-- Begin SUPPLIED INFORMATION --

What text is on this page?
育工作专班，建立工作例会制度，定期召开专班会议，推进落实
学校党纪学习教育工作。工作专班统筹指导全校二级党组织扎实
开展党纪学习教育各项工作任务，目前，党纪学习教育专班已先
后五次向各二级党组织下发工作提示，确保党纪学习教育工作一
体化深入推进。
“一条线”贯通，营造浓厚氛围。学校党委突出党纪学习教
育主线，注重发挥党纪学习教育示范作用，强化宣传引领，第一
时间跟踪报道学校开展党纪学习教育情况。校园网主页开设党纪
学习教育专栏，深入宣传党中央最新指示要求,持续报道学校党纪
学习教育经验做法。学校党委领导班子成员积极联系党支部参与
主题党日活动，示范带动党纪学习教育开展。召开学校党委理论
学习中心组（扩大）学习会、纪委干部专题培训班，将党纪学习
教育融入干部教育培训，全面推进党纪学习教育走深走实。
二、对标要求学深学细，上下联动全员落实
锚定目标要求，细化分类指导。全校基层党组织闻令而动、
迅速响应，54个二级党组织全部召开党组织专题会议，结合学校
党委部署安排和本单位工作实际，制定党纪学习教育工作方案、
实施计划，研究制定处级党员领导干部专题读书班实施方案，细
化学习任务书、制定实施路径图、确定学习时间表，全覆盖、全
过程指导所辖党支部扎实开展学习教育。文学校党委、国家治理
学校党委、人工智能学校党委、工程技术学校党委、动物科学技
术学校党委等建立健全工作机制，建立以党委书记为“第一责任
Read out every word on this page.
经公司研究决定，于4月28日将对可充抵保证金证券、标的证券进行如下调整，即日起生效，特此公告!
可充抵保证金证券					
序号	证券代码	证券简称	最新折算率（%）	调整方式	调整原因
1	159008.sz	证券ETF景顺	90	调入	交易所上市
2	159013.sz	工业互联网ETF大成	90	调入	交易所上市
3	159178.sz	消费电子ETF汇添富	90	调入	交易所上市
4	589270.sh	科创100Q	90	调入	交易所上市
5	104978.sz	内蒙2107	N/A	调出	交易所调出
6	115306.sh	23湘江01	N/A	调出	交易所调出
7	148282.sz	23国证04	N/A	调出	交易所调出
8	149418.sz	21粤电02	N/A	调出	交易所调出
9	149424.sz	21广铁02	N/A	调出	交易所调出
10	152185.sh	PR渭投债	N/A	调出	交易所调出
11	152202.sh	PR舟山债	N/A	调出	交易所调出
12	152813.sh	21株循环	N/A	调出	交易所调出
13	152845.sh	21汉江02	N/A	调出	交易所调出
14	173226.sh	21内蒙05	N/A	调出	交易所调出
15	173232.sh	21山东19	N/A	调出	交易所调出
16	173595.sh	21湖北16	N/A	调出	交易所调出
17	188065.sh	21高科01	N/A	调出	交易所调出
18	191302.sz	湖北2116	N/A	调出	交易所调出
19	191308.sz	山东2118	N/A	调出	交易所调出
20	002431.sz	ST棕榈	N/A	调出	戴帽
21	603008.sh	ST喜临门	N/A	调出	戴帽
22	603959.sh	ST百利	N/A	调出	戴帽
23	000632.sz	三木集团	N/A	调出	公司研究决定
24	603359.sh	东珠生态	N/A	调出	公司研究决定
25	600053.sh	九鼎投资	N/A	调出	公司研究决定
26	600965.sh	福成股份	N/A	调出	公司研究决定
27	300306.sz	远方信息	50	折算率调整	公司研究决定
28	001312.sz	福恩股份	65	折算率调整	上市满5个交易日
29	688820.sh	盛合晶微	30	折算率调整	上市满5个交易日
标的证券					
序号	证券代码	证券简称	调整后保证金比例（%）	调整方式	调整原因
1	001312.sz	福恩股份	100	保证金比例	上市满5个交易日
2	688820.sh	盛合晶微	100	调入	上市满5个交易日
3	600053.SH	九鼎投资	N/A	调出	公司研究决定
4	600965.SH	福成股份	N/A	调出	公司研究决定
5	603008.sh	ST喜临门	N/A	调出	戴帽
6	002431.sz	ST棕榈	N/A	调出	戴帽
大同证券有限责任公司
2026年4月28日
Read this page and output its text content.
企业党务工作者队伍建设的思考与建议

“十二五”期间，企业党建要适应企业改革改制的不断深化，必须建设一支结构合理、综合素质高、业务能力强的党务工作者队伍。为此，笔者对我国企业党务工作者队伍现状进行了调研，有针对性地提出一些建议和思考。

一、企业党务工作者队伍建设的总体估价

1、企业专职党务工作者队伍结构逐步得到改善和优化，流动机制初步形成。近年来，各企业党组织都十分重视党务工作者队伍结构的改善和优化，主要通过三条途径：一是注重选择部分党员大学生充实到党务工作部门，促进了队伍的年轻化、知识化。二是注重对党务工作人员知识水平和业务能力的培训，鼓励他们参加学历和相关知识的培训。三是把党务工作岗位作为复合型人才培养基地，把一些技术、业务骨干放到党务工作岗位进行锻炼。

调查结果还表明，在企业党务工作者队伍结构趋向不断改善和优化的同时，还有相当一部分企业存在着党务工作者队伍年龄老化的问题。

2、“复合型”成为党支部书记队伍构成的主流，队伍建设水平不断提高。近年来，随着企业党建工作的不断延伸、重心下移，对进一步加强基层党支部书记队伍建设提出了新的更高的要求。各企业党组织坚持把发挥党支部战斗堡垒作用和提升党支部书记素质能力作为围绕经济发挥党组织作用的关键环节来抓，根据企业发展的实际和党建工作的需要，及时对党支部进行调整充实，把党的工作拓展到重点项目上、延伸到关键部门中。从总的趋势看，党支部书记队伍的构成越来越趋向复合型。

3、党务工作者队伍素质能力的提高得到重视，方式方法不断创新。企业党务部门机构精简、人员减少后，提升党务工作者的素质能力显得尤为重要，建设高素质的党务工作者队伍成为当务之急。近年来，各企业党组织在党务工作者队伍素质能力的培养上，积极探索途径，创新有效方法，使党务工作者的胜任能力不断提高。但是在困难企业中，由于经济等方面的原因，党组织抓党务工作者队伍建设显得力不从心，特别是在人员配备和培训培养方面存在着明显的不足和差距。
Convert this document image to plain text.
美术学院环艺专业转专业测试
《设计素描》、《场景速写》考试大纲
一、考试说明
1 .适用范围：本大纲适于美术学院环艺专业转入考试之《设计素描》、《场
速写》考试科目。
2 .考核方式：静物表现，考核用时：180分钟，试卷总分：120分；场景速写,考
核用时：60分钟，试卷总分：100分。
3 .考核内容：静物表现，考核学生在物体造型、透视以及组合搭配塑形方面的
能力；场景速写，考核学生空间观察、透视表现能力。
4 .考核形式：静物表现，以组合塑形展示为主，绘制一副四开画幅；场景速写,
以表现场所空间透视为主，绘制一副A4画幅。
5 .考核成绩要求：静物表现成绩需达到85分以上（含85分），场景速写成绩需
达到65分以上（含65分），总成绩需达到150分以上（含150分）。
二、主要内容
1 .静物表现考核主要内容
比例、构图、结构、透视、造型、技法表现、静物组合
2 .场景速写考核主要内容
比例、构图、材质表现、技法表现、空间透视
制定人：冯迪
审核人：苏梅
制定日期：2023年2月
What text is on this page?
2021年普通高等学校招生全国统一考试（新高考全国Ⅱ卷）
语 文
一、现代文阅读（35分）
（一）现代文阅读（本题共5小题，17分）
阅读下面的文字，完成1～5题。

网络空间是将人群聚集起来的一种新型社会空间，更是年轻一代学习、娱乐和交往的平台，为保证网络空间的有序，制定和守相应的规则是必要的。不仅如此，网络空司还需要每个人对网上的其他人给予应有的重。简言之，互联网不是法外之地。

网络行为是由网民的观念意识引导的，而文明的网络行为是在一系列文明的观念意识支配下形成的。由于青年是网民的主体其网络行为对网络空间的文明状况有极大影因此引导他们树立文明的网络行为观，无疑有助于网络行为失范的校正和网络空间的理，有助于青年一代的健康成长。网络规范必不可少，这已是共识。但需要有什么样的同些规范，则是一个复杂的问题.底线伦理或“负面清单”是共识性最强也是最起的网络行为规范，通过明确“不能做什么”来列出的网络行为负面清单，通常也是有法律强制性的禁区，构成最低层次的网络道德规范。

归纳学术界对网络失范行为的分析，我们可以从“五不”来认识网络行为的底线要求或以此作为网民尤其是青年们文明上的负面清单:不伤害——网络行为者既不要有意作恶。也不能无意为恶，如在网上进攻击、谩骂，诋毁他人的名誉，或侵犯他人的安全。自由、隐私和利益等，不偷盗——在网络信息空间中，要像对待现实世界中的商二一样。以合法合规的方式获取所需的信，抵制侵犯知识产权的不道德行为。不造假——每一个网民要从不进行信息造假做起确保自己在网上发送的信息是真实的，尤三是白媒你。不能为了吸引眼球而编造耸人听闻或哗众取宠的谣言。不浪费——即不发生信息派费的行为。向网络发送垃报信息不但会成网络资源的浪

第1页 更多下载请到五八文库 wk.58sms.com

-- End SUPPLIED INFORMATION --

- REQUIRED WORK
Read through the data and copy every line where "试卷总分" shows up.

- ANSWER TO THE PROBLEM
2 .考核方式：静物表现，考核用时：180分钟，试卷总分：120分；场景速写,考
核用时：60分钟，试卷总分：100分。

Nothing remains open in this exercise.